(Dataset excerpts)
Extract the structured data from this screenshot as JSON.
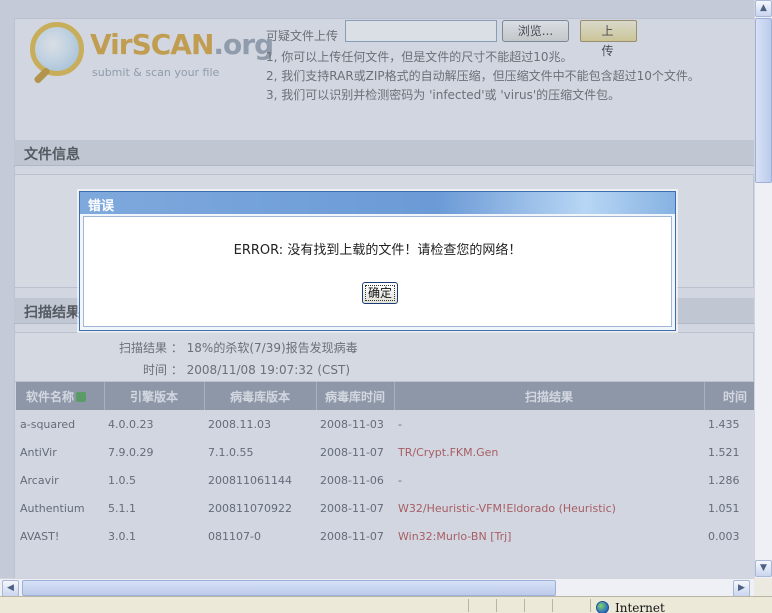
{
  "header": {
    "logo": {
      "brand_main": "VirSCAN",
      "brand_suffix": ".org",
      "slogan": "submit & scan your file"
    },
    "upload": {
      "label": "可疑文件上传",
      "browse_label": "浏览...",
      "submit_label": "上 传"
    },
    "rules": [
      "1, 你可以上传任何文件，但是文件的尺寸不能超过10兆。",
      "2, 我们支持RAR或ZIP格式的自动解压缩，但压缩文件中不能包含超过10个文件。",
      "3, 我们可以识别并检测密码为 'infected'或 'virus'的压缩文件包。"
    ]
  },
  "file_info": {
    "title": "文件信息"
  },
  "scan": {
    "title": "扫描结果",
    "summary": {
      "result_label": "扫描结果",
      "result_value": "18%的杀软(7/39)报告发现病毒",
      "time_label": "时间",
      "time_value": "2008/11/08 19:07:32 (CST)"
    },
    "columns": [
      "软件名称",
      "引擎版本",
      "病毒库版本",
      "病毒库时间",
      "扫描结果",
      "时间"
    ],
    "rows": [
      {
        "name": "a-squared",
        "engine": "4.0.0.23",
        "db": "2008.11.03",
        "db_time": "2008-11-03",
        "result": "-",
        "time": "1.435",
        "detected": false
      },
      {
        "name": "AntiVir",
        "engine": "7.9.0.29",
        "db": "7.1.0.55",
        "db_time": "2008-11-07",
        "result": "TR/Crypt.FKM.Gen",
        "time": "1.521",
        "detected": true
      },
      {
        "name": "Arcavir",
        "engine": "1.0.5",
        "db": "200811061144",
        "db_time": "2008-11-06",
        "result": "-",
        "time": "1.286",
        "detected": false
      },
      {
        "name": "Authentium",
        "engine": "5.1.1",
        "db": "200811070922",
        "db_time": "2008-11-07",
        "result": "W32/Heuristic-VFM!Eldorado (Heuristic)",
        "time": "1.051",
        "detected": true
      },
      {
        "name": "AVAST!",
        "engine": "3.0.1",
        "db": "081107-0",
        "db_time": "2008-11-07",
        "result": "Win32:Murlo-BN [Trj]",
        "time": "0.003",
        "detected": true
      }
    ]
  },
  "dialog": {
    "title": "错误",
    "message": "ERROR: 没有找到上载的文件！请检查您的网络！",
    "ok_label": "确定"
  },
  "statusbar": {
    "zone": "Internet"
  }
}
--
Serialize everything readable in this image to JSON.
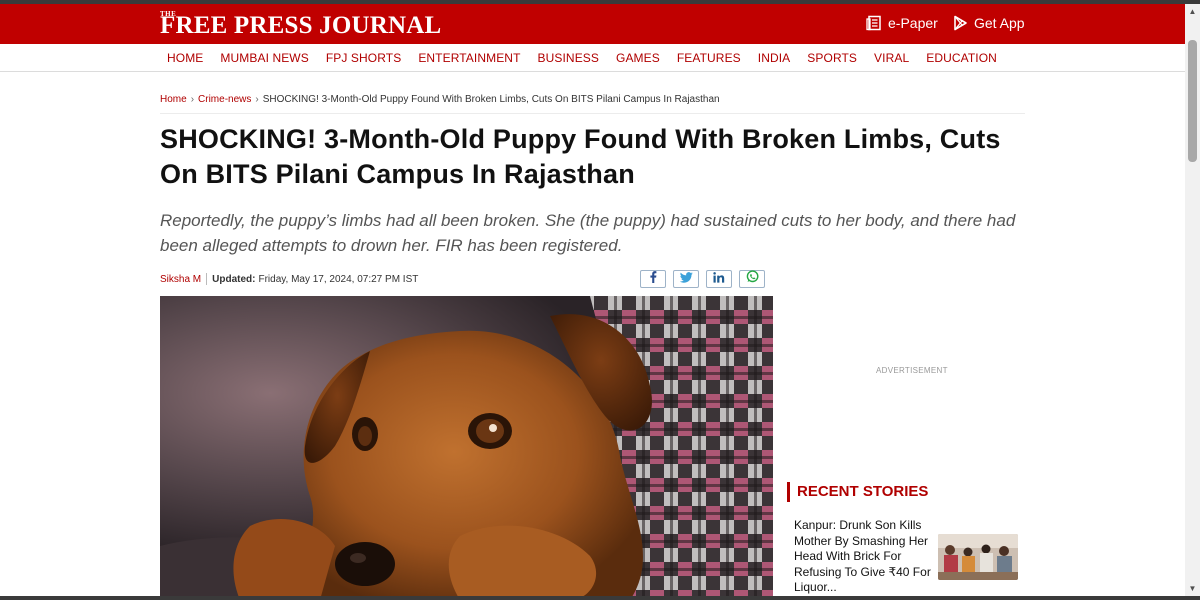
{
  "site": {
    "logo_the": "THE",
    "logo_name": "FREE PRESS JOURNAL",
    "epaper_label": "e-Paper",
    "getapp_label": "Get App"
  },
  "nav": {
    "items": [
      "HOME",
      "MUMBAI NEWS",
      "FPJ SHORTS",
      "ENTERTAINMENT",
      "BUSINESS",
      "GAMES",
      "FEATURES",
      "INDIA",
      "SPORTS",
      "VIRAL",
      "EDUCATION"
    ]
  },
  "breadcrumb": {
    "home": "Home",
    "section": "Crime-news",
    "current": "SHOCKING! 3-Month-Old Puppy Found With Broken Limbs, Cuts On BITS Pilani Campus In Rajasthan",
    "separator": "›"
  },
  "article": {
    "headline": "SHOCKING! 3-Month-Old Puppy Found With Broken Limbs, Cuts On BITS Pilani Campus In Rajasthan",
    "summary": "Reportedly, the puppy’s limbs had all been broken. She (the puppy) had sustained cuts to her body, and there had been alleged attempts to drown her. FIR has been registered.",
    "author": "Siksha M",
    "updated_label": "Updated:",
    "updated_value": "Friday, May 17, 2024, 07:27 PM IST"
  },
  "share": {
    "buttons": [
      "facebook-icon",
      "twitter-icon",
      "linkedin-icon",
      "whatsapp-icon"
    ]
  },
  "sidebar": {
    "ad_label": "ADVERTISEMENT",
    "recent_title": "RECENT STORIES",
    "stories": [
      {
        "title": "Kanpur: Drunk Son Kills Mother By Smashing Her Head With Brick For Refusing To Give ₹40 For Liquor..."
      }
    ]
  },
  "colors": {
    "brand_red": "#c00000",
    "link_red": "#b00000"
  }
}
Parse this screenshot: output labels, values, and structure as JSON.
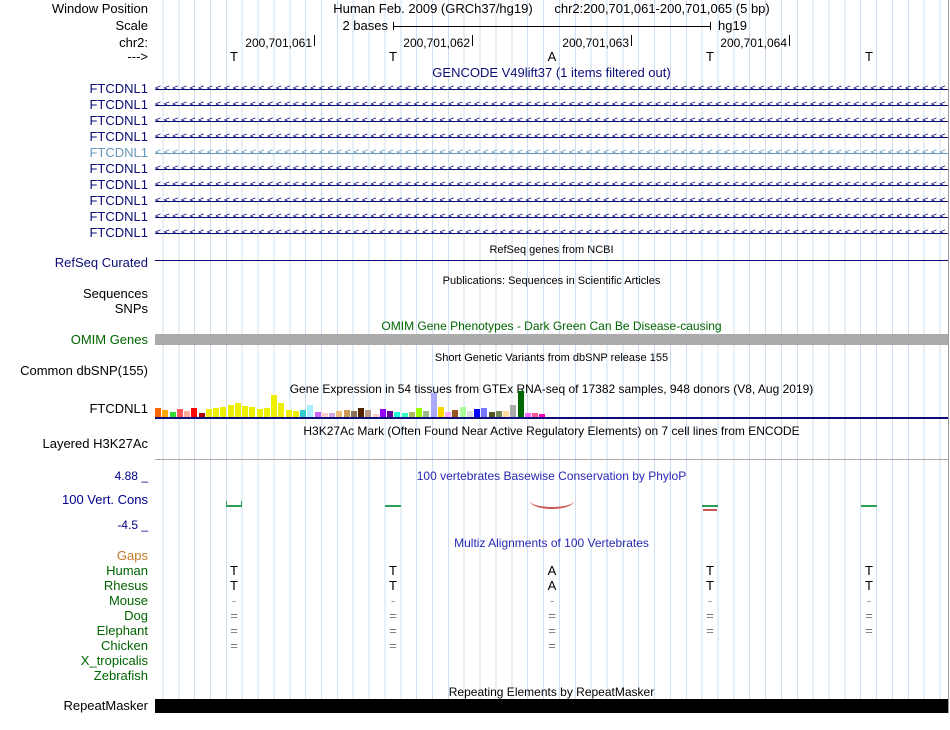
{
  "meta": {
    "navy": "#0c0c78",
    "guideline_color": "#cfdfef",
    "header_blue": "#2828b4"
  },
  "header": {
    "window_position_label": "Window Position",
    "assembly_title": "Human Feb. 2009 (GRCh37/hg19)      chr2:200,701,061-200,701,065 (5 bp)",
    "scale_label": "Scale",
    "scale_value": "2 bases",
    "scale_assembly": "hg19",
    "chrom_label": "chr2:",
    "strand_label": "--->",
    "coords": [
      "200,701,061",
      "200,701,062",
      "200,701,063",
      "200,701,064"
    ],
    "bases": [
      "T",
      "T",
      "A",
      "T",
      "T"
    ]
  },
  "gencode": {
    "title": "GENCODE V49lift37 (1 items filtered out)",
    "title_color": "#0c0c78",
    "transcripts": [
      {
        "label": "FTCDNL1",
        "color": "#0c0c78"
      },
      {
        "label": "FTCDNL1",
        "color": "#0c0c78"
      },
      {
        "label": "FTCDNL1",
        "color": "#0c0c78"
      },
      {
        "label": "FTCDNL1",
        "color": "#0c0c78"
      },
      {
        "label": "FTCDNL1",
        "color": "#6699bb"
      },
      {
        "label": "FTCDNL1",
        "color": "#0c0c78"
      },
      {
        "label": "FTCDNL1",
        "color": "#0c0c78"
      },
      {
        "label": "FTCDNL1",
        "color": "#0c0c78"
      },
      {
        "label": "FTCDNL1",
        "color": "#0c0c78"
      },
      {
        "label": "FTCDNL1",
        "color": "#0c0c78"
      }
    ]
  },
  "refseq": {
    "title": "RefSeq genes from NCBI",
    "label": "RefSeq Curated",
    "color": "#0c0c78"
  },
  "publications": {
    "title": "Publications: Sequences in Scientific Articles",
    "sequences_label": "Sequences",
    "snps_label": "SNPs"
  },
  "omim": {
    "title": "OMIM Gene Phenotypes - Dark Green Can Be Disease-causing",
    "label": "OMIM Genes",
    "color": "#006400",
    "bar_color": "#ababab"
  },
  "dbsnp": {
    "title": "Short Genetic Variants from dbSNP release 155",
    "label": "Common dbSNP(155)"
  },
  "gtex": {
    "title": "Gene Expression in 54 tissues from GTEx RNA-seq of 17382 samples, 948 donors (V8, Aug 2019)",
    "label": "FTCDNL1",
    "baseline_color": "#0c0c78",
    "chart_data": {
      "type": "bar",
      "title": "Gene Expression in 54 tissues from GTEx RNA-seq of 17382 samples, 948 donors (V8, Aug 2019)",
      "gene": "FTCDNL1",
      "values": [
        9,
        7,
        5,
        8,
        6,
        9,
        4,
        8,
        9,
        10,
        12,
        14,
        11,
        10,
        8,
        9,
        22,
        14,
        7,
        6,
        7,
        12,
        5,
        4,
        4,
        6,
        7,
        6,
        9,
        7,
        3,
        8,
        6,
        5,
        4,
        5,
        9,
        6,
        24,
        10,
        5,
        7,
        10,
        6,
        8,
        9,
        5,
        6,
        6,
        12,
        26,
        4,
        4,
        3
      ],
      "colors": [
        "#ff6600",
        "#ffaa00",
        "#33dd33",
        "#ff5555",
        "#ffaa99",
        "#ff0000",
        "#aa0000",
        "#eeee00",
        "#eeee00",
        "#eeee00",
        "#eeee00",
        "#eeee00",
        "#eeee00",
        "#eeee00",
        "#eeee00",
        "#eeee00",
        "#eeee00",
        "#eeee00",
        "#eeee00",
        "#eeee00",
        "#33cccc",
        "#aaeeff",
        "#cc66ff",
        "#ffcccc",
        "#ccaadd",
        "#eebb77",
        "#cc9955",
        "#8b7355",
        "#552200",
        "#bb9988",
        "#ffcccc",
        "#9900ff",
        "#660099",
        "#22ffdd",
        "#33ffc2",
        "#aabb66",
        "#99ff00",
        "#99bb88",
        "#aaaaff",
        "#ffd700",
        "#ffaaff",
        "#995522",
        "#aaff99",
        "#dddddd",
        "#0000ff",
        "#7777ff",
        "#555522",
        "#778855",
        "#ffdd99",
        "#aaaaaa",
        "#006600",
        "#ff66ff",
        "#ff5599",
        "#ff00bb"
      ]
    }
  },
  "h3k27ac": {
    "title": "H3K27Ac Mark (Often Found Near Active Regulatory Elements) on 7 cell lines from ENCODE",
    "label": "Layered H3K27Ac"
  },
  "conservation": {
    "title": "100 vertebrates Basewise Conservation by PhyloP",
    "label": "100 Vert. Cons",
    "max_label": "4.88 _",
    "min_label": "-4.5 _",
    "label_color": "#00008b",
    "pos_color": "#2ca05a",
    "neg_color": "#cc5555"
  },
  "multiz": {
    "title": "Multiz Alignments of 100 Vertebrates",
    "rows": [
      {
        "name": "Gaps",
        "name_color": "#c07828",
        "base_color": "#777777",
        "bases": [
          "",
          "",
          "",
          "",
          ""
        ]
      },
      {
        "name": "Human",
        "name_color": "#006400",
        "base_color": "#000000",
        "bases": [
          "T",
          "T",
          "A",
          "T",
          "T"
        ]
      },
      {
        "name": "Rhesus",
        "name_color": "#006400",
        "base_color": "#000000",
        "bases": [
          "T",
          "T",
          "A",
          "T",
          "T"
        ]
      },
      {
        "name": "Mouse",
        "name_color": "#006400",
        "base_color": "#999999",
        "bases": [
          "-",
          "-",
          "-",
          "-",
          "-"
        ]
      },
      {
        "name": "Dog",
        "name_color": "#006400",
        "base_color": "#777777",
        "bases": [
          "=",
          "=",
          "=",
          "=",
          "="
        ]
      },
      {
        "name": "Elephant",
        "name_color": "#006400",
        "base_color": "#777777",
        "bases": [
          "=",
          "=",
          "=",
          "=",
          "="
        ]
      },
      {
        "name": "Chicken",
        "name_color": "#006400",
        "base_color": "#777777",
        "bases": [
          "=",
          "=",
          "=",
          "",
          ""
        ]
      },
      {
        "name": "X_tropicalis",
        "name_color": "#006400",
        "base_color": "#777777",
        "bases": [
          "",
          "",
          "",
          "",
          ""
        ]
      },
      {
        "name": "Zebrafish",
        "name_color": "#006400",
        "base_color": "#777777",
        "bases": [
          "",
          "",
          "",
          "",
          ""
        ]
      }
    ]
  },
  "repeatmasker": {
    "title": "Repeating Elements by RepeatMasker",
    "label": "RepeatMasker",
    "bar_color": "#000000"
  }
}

» PROBLEM TO SOLVE
Determine the number of lines in the entries that hold "items". Reply with that number only.

» PROBLEM SOLUTION
2